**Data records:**
*****
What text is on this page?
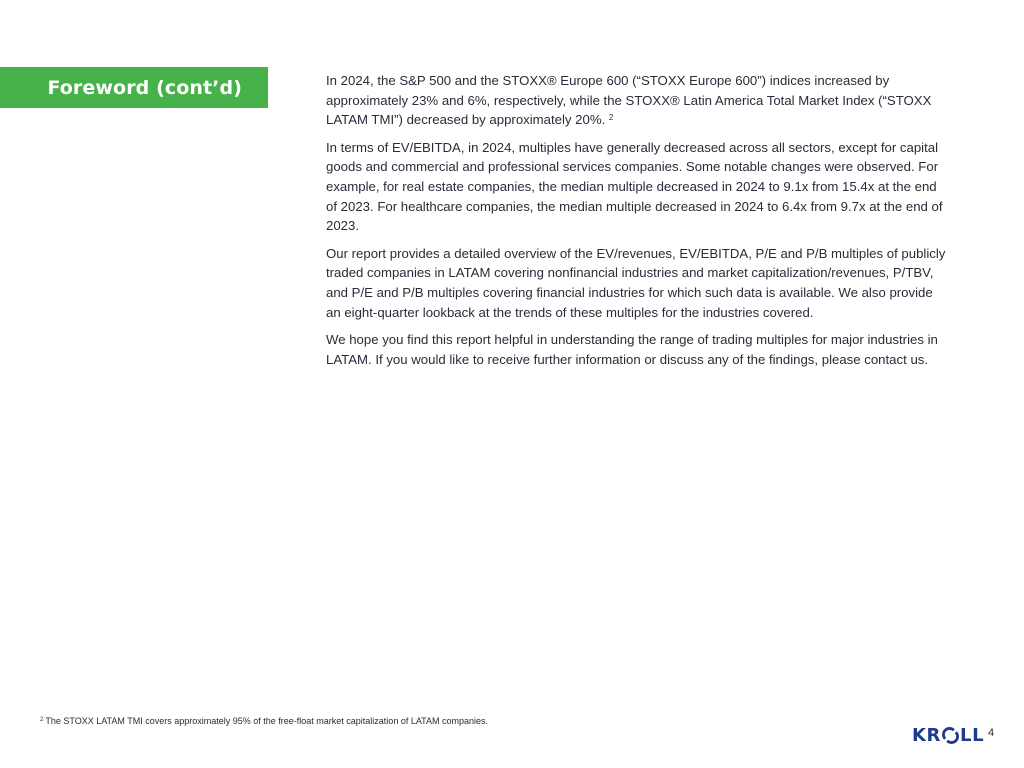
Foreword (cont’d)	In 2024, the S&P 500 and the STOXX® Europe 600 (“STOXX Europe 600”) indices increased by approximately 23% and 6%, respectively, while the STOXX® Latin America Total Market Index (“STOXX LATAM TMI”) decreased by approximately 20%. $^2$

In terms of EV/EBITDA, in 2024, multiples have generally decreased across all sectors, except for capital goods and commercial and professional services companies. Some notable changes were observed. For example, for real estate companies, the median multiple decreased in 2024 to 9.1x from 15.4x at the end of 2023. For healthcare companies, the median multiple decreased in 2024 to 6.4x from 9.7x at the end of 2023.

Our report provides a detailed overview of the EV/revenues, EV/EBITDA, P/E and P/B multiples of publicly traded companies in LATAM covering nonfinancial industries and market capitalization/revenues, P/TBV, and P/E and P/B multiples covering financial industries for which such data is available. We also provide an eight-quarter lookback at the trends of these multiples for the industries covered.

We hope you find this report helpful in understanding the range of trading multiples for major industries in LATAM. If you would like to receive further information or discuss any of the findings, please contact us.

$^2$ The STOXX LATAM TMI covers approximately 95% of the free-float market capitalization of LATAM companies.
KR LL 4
*****
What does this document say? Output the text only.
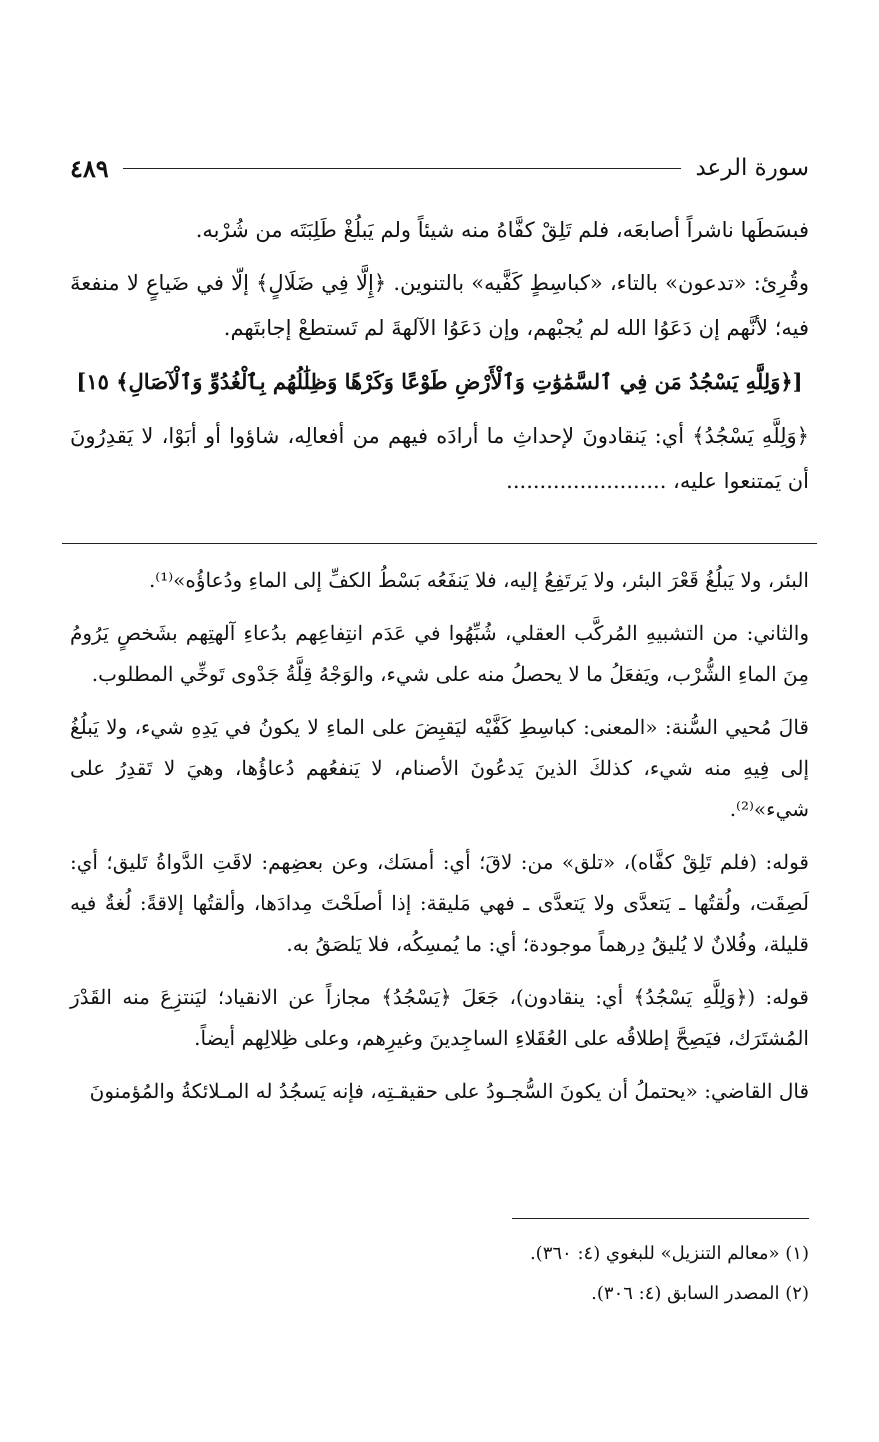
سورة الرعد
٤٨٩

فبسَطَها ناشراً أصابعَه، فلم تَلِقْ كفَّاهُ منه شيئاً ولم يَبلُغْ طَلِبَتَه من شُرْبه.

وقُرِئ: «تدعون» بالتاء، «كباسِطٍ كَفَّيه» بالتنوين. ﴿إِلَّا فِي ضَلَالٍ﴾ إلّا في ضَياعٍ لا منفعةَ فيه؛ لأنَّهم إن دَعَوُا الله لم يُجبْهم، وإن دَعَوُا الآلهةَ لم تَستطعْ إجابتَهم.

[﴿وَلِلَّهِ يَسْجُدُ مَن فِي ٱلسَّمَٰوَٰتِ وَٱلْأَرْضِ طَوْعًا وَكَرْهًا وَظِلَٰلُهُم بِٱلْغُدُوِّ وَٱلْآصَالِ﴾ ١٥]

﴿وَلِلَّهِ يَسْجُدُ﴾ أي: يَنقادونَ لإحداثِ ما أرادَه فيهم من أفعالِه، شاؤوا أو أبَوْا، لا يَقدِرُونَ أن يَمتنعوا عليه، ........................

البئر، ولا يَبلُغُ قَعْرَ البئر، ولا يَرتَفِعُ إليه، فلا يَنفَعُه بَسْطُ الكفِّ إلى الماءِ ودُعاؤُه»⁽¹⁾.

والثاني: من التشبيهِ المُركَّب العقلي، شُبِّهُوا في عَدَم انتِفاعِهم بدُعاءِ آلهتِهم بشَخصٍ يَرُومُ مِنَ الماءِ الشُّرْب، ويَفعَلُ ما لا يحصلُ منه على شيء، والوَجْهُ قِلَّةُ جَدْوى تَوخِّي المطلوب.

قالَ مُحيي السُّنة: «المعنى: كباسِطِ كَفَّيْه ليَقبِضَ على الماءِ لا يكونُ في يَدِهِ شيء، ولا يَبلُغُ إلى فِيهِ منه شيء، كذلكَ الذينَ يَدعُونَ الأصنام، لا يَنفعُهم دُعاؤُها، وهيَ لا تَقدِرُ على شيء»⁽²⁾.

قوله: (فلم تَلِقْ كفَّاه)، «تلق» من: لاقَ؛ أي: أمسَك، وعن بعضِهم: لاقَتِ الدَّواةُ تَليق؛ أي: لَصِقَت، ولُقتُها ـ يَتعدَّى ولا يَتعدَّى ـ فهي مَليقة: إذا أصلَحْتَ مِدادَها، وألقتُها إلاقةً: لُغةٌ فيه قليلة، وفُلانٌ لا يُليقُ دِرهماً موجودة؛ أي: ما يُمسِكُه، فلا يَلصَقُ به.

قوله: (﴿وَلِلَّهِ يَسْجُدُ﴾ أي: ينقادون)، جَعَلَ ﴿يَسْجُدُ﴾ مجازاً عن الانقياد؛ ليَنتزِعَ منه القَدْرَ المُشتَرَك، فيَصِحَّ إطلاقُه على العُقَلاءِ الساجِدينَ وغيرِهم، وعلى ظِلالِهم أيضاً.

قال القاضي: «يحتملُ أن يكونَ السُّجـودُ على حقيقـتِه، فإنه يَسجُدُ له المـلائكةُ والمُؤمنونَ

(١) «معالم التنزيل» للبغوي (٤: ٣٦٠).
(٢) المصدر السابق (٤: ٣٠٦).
*****
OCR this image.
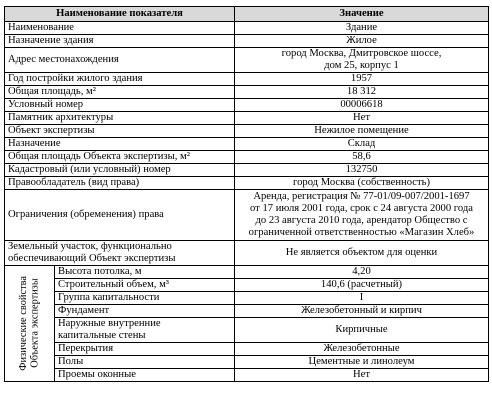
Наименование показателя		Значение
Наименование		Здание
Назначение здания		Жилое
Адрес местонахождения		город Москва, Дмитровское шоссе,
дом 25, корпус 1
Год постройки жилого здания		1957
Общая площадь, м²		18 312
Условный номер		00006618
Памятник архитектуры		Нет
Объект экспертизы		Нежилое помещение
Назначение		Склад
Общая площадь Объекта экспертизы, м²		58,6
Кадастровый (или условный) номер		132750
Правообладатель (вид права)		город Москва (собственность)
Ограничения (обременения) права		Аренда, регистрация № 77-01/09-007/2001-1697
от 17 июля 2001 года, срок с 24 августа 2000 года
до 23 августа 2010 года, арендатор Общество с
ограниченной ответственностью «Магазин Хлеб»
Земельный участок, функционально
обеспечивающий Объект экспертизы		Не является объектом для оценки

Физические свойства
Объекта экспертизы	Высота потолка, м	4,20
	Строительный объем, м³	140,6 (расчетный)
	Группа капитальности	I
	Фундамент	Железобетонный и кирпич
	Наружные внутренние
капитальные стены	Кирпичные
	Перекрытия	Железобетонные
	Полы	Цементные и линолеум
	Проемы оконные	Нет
*****
**Required work:** In the listing above, locate each line with "экспертизы" and copy it.

**The completed task:**
Объект экспертизы		Нежилое помещение
Общая площадь Объекта экспертизы, м²		58,6
обеспечивающий Объект экспертизы		Не является объектом для оценки
Объекта экспертизы	Высота потолка, м	4,20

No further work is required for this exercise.